**What you are asked to do:** Copy the material that follows word for word and omit its pictures.

Chart and figure data:
** Begin **
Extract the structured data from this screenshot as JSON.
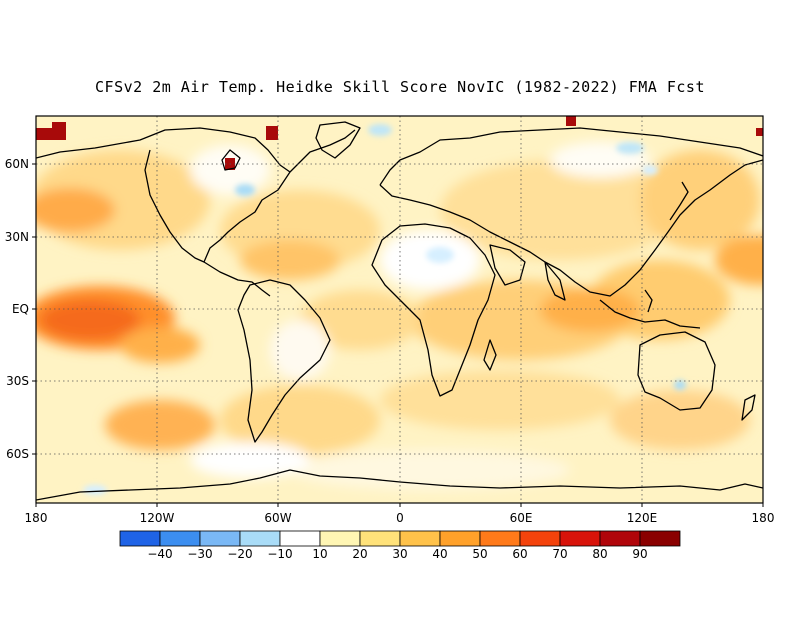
{
  "title": "CFSv2 2m Air Temp. Heidke Skill Score NovIC (1982-2022) FMA Fcst",
  "map": {
    "lat_ticks": [
      "60N",
      "30N",
      "EQ",
      "30S",
      "60S"
    ],
    "lon_ticks": [
      "180",
      "120W",
      "60W",
      "0",
      "60E",
      "120E",
      "180"
    ],
    "grid": "dotted"
  },
  "colorbar": {
    "labels": [
      "-40",
      "-30",
      "-20",
      "-10",
      "10",
      "20",
      "30",
      "40",
      "50",
      "60",
      "70",
      "80",
      "90"
    ],
    "colors": [
      "#1f63e6",
      "#3c8ef0",
      "#7ab8f5",
      "#a9dcf7",
      "#ffffff",
      "#fff6b4",
      "#ffe27a",
      "#ffc24a",
      "#ffa12a",
      "#ff7a1a",
      "#f4430c",
      "#d8130a",
      "#b0050a",
      "#8a0000"
    ]
  }
}
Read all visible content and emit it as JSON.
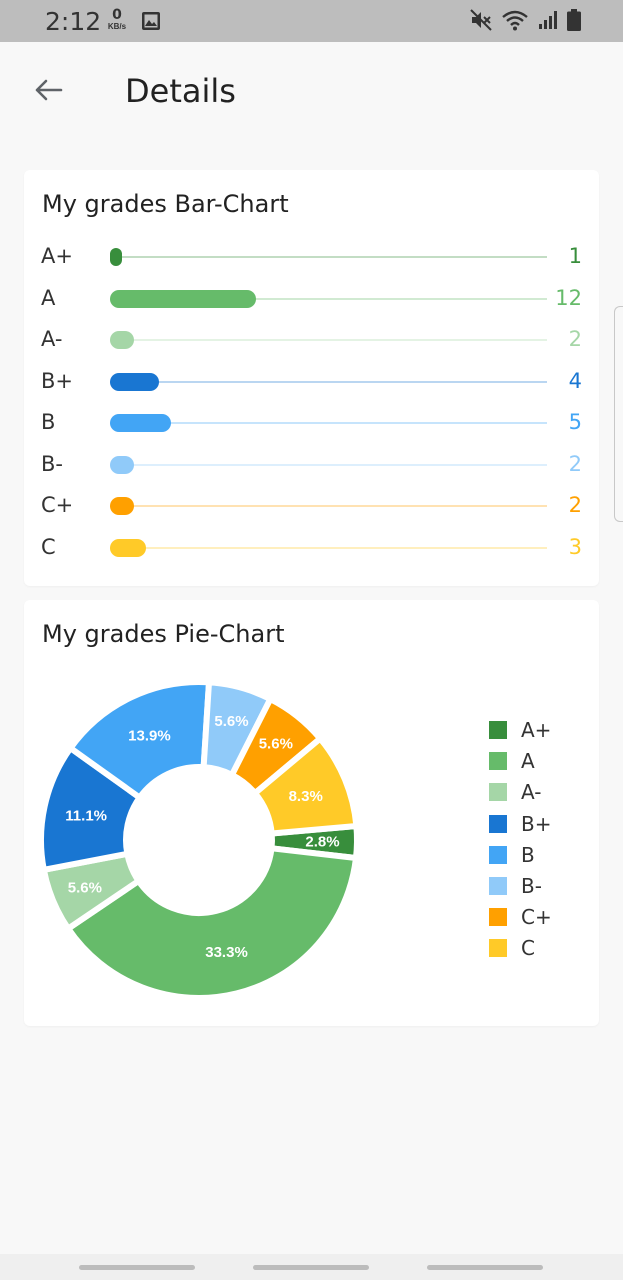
{
  "status_bar": {
    "time": "2:12",
    "speed_value": "0",
    "speed_unit": "KB/s",
    "icons": [
      "image-icon",
      "mute-icon",
      "wifi-icon",
      "signal-icon",
      "battery-icon"
    ]
  },
  "app_bar": {
    "back_icon": "arrow-left-icon",
    "title": "Details"
  },
  "bar_card": {
    "title": "My grades Bar-Chart"
  },
  "pie_card": {
    "title": "My grades Pie-Chart"
  },
  "grades": [
    {
      "label": "A+",
      "count": "1",
      "color": "#388e3c"
    },
    {
      "label": "A",
      "count": "12",
      "color": "#66bb6a"
    },
    {
      "label": "A-",
      "count": "2",
      "color": "#a5d6a7"
    },
    {
      "label": "B+",
      "count": "4",
      "color": "#1976d2"
    },
    {
      "label": "B",
      "count": "5",
      "color": "#42a5f5"
    },
    {
      "label": "B-",
      "count": "2",
      "color": "#90caf9"
    },
    {
      "label": "C+",
      "count": "2",
      "color": "#ffa000"
    },
    {
      "label": "C",
      "count": "3",
      "color": "#ffca28"
    }
  ],
  "chart_data": [
    {
      "type": "bar",
      "title": "My grades Bar-Chart",
      "orientation": "horizontal",
      "categories": [
        "A+",
        "A",
        "A-",
        "B+",
        "B",
        "B-",
        "C+",
        "C"
      ],
      "values": [
        1,
        12,
        2,
        4,
        5,
        2,
        2,
        3
      ],
      "colors": [
        "#388e3c",
        "#66bb6a",
        "#a5d6a7",
        "#1976d2",
        "#42a5f5",
        "#90caf9",
        "#ffa000",
        "#ffca28"
      ],
      "xlim": [
        0,
        36
      ]
    },
    {
      "type": "pie",
      "title": "My grades Pie-Chart",
      "donut": true,
      "categories": [
        "A+",
        "A",
        "A-",
        "B+",
        "B",
        "B-",
        "C+",
        "C"
      ],
      "values": [
        1,
        12,
        2,
        4,
        5,
        2,
        2,
        3
      ],
      "slice_labels": [
        "2.8%",
        "33.3%",
        "5.6%",
        "11.1%",
        "13.9%",
        "5.6%",
        "5.6%",
        "8.3%"
      ],
      "colors": [
        "#388e3c",
        "#66bb6a",
        "#a5d6a7",
        "#1976d2",
        "#42a5f5",
        "#90caf9",
        "#ffa000",
        "#ffca28"
      ],
      "legend_position": "right"
    }
  ]
}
** End **
**Result:**
Extract the structured data from this screenshot as JSON.
{
  "title": "CFSv2 2m Air Temp. Heidke Skill Score NovIC (1982-2022) FMA Fcst",
  "map": {
    "lat_ticks": [
      "60N",
      "30N",
      "EQ",
      "30S",
      "60S"
    ],
    "lon_ticks": [
      "180",
      "120W",
      "60W",
      "0",
      "60E",
      "120E",
      "180"
    ],
    "grid": "dotted"
  },
  "colorbar": {
    "labels": [
      "-40",
      "-30",
      "-20",
      "-10",
      "10",
      "20",
      "30",
      "40",
      "50",
      "60",
      "70",
      "80",
      "90"
    ],
    "colors": [
      "#1f63e6",
      "#3c8ef0",
      "#7ab8f5",
      "#a9dcf7",
      "#ffffff",
      "#fff6b4",
      "#ffe27a",
      "#ffc24a",
      "#ffa12a",
      "#ff7a1a",
      "#f4430c",
      "#d8130a",
      "#b0050a",
      "#8a0000"
    ]
  }
}
Read all visible content and emit it as JSON.
{
  "status_bar": {
    "time": "2:12",
    "speed_value": "0",
    "speed_unit": "KB/s",
    "icons": [
      "image-icon",
      "mute-icon",
      "wifi-icon",
      "signal-icon",
      "battery-icon"
    ]
  },
  "app_bar": {
    "back_icon": "arrow-left-icon",
    "title": "Details"
  },
  "bar_card": {
    "title": "My grades Bar-Chart"
  },
  "pie_card": {
    "title": "My grades Pie-Chart"
  },
  "grades": [
    {
      "label": "A+",
      "count": "1",
      "color": "#388e3c"
    },
    {
      "label": "A",
      "count": "12",
      "color": "#66bb6a"
    },
    {
      "label": "A-",
      "count": "2",
      "color": "#a5d6a7"
    },
    {
      "label": "B+",
      "count": "4",
      "color": "#1976d2"
    },
    {
      "label": "B",
      "count": "5",
      "color": "#42a5f5"
    },
    {
      "label": "B-",
      "count": "2",
      "color": "#90caf9"
    },
    {
      "label": "C+",
      "count": "2",
      "color": "#ffa000"
    },
    {
      "label": "C",
      "count": "3",
      "color": "#ffca28"
    }
  ],
  "chart_data": [
    {
      "type": "bar",
      "title": "My grades Bar-Chart",
      "orientation": "horizontal",
      "categories": [
        "A+",
        "A",
        "A-",
        "B+",
        "B",
        "B-",
        "C+",
        "C"
      ],
      "values": [
        1,
        12,
        2,
        4,
        5,
        2,
        2,
        3
      ],
      "colors": [
        "#388e3c",
        "#66bb6a",
        "#a5d6a7",
        "#1976d2",
        "#42a5f5",
        "#90caf9",
        "#ffa000",
        "#ffca28"
      ],
      "xlim": [
        0,
        36
      ]
    },
    {
      "type": "pie",
      "title": "My grades Pie-Chart",
      "donut": true,
      "categories": [
        "A+",
        "A",
        "A-",
        "B+",
        "B",
        "B-",
        "C+",
        "C"
      ],
      "values": [
        1,
        12,
        2,
        4,
        5,
        2,
        2,
        3
      ],
      "slice_labels": [
        "2.8%",
        "33.3%",
        "5.6%",
        "11.1%",
        "13.9%",
        "5.6%",
        "5.6%",
        "8.3%"
      ],
      "colors": [
        "#388e3c",
        "#66bb6a",
        "#a5d6a7",
        "#1976d2",
        "#42a5f5",
        "#90caf9",
        "#ffa000",
        "#ffca28"
      ],
      "legend_position": "right"
    }
  ]
}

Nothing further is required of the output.